Copy every record exactly, and keep the pictures out.

>>

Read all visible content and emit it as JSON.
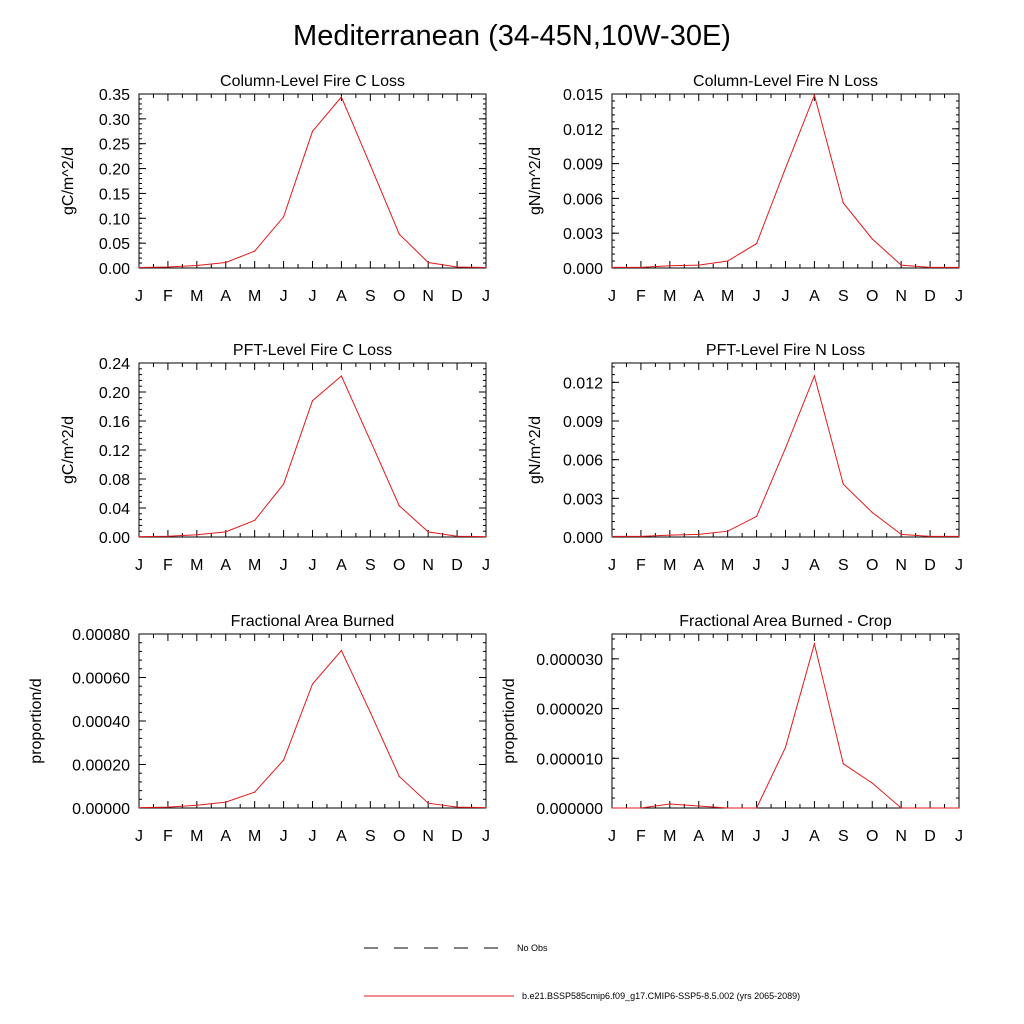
{
  "figure": {
    "title": "Mediterranean (34-45N,10W-30E)",
    "legend": [
      {
        "label": "No Obs",
        "style": "dashed",
        "color": "#000000"
      },
      {
        "label": "b.e21.BSSP585cmip6.f09_g17.CMIP6-SSP5-8.5.002 (yrs 2065-2089)",
        "style": "solid",
        "color": "#e41a1c"
      }
    ]
  },
  "chart_data": [
    {
      "type": "line",
      "title": "Column-Level Fire C Loss",
      "ylabel": "gC/m^2/d",
      "xlabel": "",
      "categories": [
        "J",
        "F",
        "M",
        "A",
        "M",
        "J",
        "J",
        "A",
        "S",
        "O",
        "N",
        "D",
        "J"
      ],
      "ylim": [
        0,
        0.35
      ],
      "yticks": [
        "0.00",
        "0.05",
        "0.10",
        "0.15",
        "0.20",
        "0.25",
        "0.30",
        "0.35"
      ],
      "grid": false,
      "series": [
        {
          "color": "#e41a1c",
          "values": [
            0.001,
            0.002,
            0.005,
            0.011,
            0.034,
            0.103,
            0.275,
            0.344,
            0.207,
            0.068,
            0.011,
            0.002,
            0.001
          ]
        }
      ]
    },
    {
      "type": "line",
      "title": "Column-Level Fire N Loss",
      "ylabel": "gN/m^2/d",
      "xlabel": "",
      "categories": [
        "J",
        "F",
        "M",
        "A",
        "M",
        "J",
        "J",
        "A",
        "S",
        "O",
        "N",
        "D",
        "J"
      ],
      "ylim": [
        0,
        0.015
      ],
      "yticks": [
        "0.000",
        "0.003",
        "0.006",
        "0.009",
        "0.012",
        "0.015"
      ],
      "grid": false,
      "series": [
        {
          "color": "#e41a1c",
          "values": [
            5e-05,
            5e-05,
            0.0002,
            0.00025,
            0.0006,
            0.0021,
            0.0086,
            0.0149,
            0.0056,
            0.0025,
            0.00025,
            5e-05,
            5e-05
          ]
        }
      ]
    },
    {
      "type": "line",
      "title": "PFT-Level Fire C Loss",
      "ylabel": "gC/m^2/d",
      "xlabel": "",
      "categories": [
        "J",
        "F",
        "M",
        "A",
        "M",
        "J",
        "J",
        "A",
        "S",
        "O",
        "N",
        "D",
        "J"
      ],
      "ylim": [
        0,
        0.24
      ],
      "yticks": [
        "0.00",
        "0.04",
        "0.08",
        "0.12",
        "0.16",
        "0.20",
        "0.24"
      ],
      "grid": false,
      "series": [
        {
          "color": "#e41a1c",
          "values": [
            0.0005,
            0.001,
            0.003,
            0.007,
            0.023,
            0.073,
            0.188,
            0.222,
            0.133,
            0.043,
            0.007,
            0.001,
            0.0005
          ]
        }
      ]
    },
    {
      "type": "line",
      "title": "PFT-Level Fire N Loss",
      "ylabel": "gN/m^2/d",
      "xlabel": "",
      "categories": [
        "J",
        "F",
        "M",
        "A",
        "M",
        "J",
        "J",
        "A",
        "S",
        "O",
        "N",
        "D",
        "J"
      ],
      "ylim": [
        0,
        0.0135
      ],
      "yticks": [
        "0.000",
        "0.003",
        "0.006",
        "0.009",
        "0.012"
      ],
      "grid": false,
      "series": [
        {
          "color": "#e41a1c",
          "values": [
            5e-05,
            5e-05,
            0.00015,
            0.0002,
            0.00045,
            0.0016,
            0.0069,
            0.0125,
            0.0041,
            0.0019,
            0.0002,
            5e-05,
            5e-05
          ]
        }
      ]
    },
    {
      "type": "line",
      "title": "Fractional Area Burned",
      "ylabel": "proportion/d",
      "xlabel": "",
      "categories": [
        "J",
        "F",
        "M",
        "A",
        "M",
        "J",
        "J",
        "A",
        "S",
        "O",
        "N",
        "D",
        "J"
      ],
      "ylim": [
        0,
        0.0008
      ],
      "yticks": [
        "0.00000",
        "0.00020",
        "0.00040",
        "0.00060",
        "0.00080"
      ],
      "grid": false,
      "series": [
        {
          "color": "#e41a1c",
          "values": [
            2e-06,
            4e-06,
            1.3e-05,
            2.7e-05,
            7.3e-05,
            0.00022,
            0.00057,
            0.000724,
            0.00044,
            0.000145,
            2.2e-05,
            4e-06,
            2e-06
          ]
        }
      ]
    },
    {
      "type": "line",
      "title": "Fractional Area Burned - Crop",
      "ylabel": "proportion/d",
      "xlabel": "",
      "categories": [
        "J",
        "F",
        "M",
        "A",
        "M",
        "J",
        "J",
        "A",
        "S",
        "O",
        "N",
        "D",
        "J"
      ],
      "ylim": [
        0,
        3.5e-05
      ],
      "yticks": [
        "0.000000",
        "0.000010",
        "0.000020",
        "0.000030"
      ],
      "grid": false,
      "series": [
        {
          "color": "#e41a1c",
          "values": [
            0.0,
            0.0,
            8e-07,
            4e-07,
            0.0,
            0.0,
            1.22e-05,
            3.3e-05,
            8.9e-06,
            5e-06,
            0.0,
            0.0,
            0.0
          ]
        }
      ]
    }
  ]
}
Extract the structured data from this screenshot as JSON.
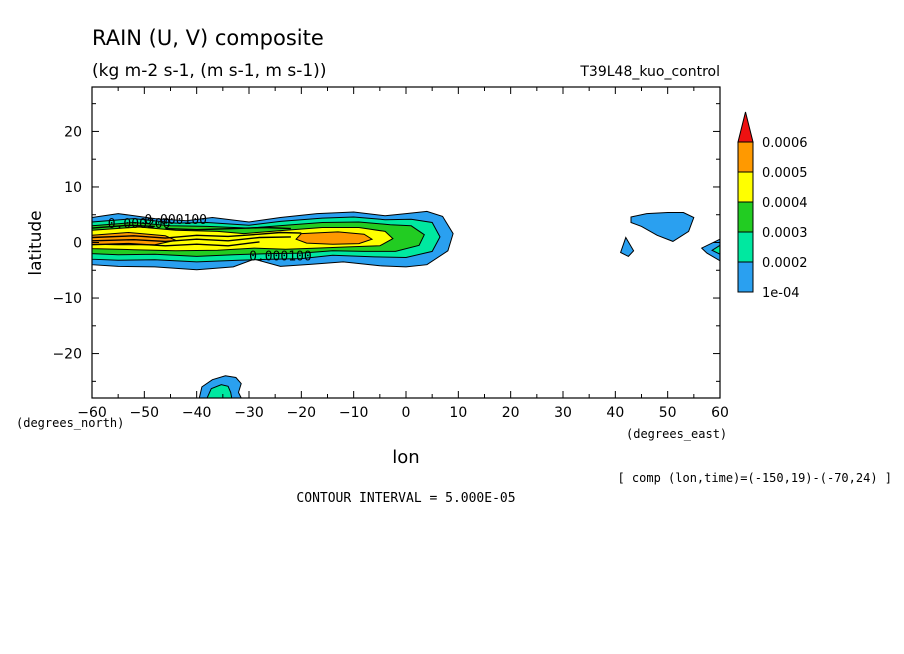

<<

TASK RESPONSE
Read all visible content and emit it as JSON.
{
  "figure": {
    "title": "Mediterranean (34-45N,10W-30E)",
    "legend": [
      {
        "label": "No Obs",
        "style": "dashed",
        "color": "#000000"
      },
      {
        "label": "b.e21.BSSP585cmip6.f09_g17.CMIP6-SSP5-8.5.002 (yrs 2065-2089)",
        "style": "solid",
        "color": "#e41a1c"
      }
    ]
  },
  "chart_data": [
    {
      "type": "line",
      "title": "Column-Level Fire C Loss",
      "ylabel": "gC/m^2/d",
      "xlabel": "",
      "categories": [
        "J",
        "F",
        "M",
        "A",
        "M",
        "J",
        "J",
        "A",
        "S",
        "O",
        "N",
        "D",
        "J"
      ],
      "ylim": [
        0,
        0.35
      ],
      "yticks": [
        "0.00",
        "0.05",
        "0.10",
        "0.15",
        "0.20",
        "0.25",
        "0.30",
        "0.35"
      ],
      "grid": false,
      "series": [
        {
          "color": "#e41a1c",
          "values": [
            0.001,
            0.002,
            0.005,
            0.011,
            0.034,
            0.103,
            0.275,
            0.344,
            0.207,
            0.068,
            0.011,
            0.002,
            0.001
          ]
        }
      ]
    },
    {
      "type": "line",
      "title": "Column-Level Fire N Loss",
      "ylabel": "gN/m^2/d",
      "xlabel": "",
      "categories": [
        "J",
        "F",
        "M",
        "A",
        "M",
        "J",
        "J",
        "A",
        "S",
        "O",
        "N",
        "D",
        "J"
      ],
      "ylim": [
        0,
        0.015
      ],
      "yticks": [
        "0.000",
        "0.003",
        "0.006",
        "0.009",
        "0.012",
        "0.015"
      ],
      "grid": false,
      "series": [
        {
          "color": "#e41a1c",
          "values": [
            5e-05,
            5e-05,
            0.0002,
            0.00025,
            0.0006,
            0.0021,
            0.0086,
            0.0149,
            0.0056,
            0.0025,
            0.00025,
            5e-05,
            5e-05
          ]
        }
      ]
    },
    {
      "type": "line",
      "title": "PFT-Level Fire C Loss",
      "ylabel": "gC/m^2/d",
      "xlabel": "",
      "categories": [
        "J",
        "F",
        "M",
        "A",
        "M",
        "J",
        "J",
        "A",
        "S",
        "O",
        "N",
        "D",
        "J"
      ],
      "ylim": [
        0,
        0.24
      ],
      "yticks": [
        "0.00",
        "0.04",
        "0.08",
        "0.12",
        "0.16",
        "0.20",
        "0.24"
      ],
      "grid": false,
      "series": [
        {
          "color": "#e41a1c",
          "values": [
            0.0005,
            0.001,
            0.003,
            0.007,
            0.023,
            0.073,
            0.188,
            0.222,
            0.133,
            0.043,
            0.007,
            0.001,
            0.0005
          ]
        }
      ]
    },
    {
      "type": "line",
      "title": "PFT-Level Fire N Loss",
      "ylabel": "gN/m^2/d",
      "xlabel": "",
      "categories": [
        "J",
        "F",
        "M",
        "A",
        "M",
        "J",
        "J",
        "A",
        "S",
        "O",
        "N",
        "D",
        "J"
      ],
      "ylim": [
        0,
        0.0135
      ],
      "yticks": [
        "0.000",
        "0.003",
        "0.006",
        "0.009",
        "0.012"
      ],
      "grid": false,
      "series": [
        {
          "color": "#e41a1c",
          "values": [
            5e-05,
            5e-05,
            0.00015,
            0.0002,
            0.00045,
            0.0016,
            0.0069,
            0.0125,
            0.0041,
            0.0019,
            0.0002,
            5e-05,
            5e-05
          ]
        }
      ]
    },
    {
      "type": "line",
      "title": "Fractional Area Burned",
      "ylabel": "proportion/d",
      "xlabel": "",
      "categories": [
        "J",
        "F",
        "M",
        "A",
        "M",
        "J",
        "J",
        "A",
        "S",
        "O",
        "N",
        "D",
        "J"
      ],
      "ylim": [
        0,
        0.0008
      ],
      "yticks": [
        "0.00000",
        "0.00020",
        "0.00040",
        "0.00060",
        "0.00080"
      ],
      "grid": false,
      "series": [
        {
          "color": "#e41a1c",
          "values": [
            2e-06,
            4e-06,
            1.3e-05,
            2.7e-05,
            7.3e-05,
            0.00022,
            0.00057,
            0.000724,
            0.00044,
            0.000145,
            2.2e-05,
            4e-06,
            2e-06
          ]
        }
      ]
    },
    {
      "type": "line",
      "title": "Fractional Area Burned - Crop",
      "ylabel": "proportion/d",
      "xlabel": "",
      "categories": [
        "J",
        "F",
        "M",
        "A",
        "M",
        "J",
        "J",
        "A",
        "S",
        "O",
        "N",
        "D",
        "J"
      ],
      "ylim": [
        0,
        3.5e-05
      ],
      "yticks": [
        "0.000000",
        "0.000010",
        "0.000020",
        "0.000030"
      ],
      "grid": false,
      "series": [
        {
          "color": "#e41a1c",
          "values": [
            0.0,
            0.0,
            8e-07,
            4e-07,
            0.0,
            0.0,
            1.22e-05,
            3.3e-05,
            8.9e-06,
            5e-06,
            0.0,
            0.0,
            0.0
          ]
        }
      ]
    }
  ]
}
Extract the structured data from this screenshot as JSON.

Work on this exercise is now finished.